Output the records exactly. Include every line.

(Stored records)
....

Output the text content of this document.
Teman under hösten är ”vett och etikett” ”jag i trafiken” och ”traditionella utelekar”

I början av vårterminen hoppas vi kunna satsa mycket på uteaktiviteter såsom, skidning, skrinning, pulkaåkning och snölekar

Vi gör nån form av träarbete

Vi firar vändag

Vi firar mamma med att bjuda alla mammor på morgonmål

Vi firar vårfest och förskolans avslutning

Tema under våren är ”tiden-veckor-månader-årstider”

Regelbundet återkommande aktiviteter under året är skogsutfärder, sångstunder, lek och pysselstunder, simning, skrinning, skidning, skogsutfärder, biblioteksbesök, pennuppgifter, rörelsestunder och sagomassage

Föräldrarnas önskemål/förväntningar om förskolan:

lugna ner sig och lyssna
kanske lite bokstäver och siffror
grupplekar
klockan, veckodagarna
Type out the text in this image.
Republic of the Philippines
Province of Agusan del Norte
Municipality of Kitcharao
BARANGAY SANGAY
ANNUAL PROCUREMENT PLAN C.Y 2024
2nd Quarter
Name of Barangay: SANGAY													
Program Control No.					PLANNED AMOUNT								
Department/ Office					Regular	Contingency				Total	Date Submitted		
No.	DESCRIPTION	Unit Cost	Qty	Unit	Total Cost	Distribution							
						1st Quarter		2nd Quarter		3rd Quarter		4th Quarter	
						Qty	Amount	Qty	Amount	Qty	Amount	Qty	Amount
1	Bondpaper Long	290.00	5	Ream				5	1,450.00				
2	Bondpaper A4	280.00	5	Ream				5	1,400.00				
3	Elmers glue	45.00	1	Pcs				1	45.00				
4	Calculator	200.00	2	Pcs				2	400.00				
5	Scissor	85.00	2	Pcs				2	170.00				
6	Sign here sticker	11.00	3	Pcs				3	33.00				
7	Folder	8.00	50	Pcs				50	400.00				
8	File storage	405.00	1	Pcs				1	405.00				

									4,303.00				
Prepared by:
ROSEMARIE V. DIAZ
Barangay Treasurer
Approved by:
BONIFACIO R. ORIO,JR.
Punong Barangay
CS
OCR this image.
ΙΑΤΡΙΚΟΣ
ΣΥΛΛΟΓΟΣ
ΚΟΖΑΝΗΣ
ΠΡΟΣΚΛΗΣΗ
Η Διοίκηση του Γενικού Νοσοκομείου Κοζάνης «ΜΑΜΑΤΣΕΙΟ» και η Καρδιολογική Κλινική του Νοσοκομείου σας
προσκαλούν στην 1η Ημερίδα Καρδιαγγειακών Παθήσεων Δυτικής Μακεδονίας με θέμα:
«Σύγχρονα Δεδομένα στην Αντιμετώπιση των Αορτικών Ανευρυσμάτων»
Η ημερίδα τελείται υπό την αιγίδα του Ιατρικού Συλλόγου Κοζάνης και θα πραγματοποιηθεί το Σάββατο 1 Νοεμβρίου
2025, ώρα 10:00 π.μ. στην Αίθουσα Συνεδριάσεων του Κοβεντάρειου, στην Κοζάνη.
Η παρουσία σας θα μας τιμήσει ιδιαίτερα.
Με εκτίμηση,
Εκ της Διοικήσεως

....

**The answer**:
Output the text content of this document.
Teman under hösten är ”vett och etikett” ”jag i trafiken” och ”traditionella utelekar”

I början av vårterminen hoppas vi kunna satsa mycket på uteaktiviteter såsom, skidning, skrinning, pulkaåkning och snölekar

Vi gör nån form av träarbete

Vi firar vändag

Vi firar mamma med att bjuda alla mammor på morgonmål

Vi firar vårfest och förskolans avslutning

Tema under våren är ”tiden-veckor-månader-årstider”

Regelbundet återkommande aktiviteter under året är skogsutfärder, sångstunder, lek och pysselstunder, simning, skrinning, skidning, skogsutfärder, biblioteksbesök, pennuppgifter, rörelsestunder och sagomassage

Föräldrarnas önskemål/förväntningar om förskolan:

lugna ner sig och lyssna
kanske lite bokstäver och siffror
grupplekar
klockan, veckodagarna
Type out the text in this image.
Republic of the Philippines
Province of Agusan del Norte
Municipality of Kitcharao
BARANGAY SANGAY
ANNUAL PROCUREMENT PLAN C.Y 2024
2nd Quarter
Name of Barangay: SANGAY													
Program Control No.					PLANNED AMOUNT								
Department/ Office					Regular	Contingency				Total	Date Submitted		
No.	DESCRIPTION	Unit Cost	Qty	Unit	Total Cost	Distribution							
						1st Quarter		2nd Quarter		3rd Quarter		4th Quarter	
						Qty	Amount	Qty	Amount	Qty	Amount	Qty	Amount
1	Bondpaper Long	290.00	5	Ream				5	1,450.00				
2	Bondpaper A4	280.00	5	Ream				5	1,400.00				
3	Elmers glue	45.00	1	Pcs				1	45.00				
4	Calculator	200.00	2	Pcs				2	400.00				
5	Scissor	85.00	2	Pcs				2	170.00				
6	Sign here sticker	11.00	3	Pcs				3	33.00				
7	Folder	8.00	50	Pcs				50	400.00				
8	File storage	405.00	1	Pcs				1	405.00				

									4,303.00				
Prepared by:
ROSEMARIE V. DIAZ
Barangay Treasurer
Approved by:
BONIFACIO R. ORIO,JR.
Punong Barangay
CS
OCR this image.
ΙΑΤΡΙΚΟΣ
ΣΥΛΛΟΓΟΣ
ΚΟΖΑΝΗΣ
ΠΡΟΣΚΛΗΣΗ
Η Διοίκηση του Γενικού Νοσοκομείου Κοζάνης «ΜΑΜΑΤΣΕΙΟ» και η Καρδιολογική Κλινική του Νοσοκομείου σας
προσκαλούν στην 1η Ημερίδα Καρδιαγγειακών Παθήσεων Δυτικής Μακεδονίας με θέμα:
«Σύγχρονα Δεδομένα στην Αντιμετώπιση των Αορτικών Ανευρυσμάτων»
Η ημερίδα τελείται υπό την αιγίδα του Ιατρικού Συλλόγου Κοζάνης και θα πραγματοποιηθεί το Σάββατο 1 Νοεμβρίου
2025, ώρα 10:00 π.μ. στην Αίθουσα Συνεδριάσεων του Κοβεντάρειου, στην Κοζάνη.
Η παρουσία σας θα μας τιμήσει ιδιαίτερα.
Με εκτίμηση,
Εκ της Διοικήσεως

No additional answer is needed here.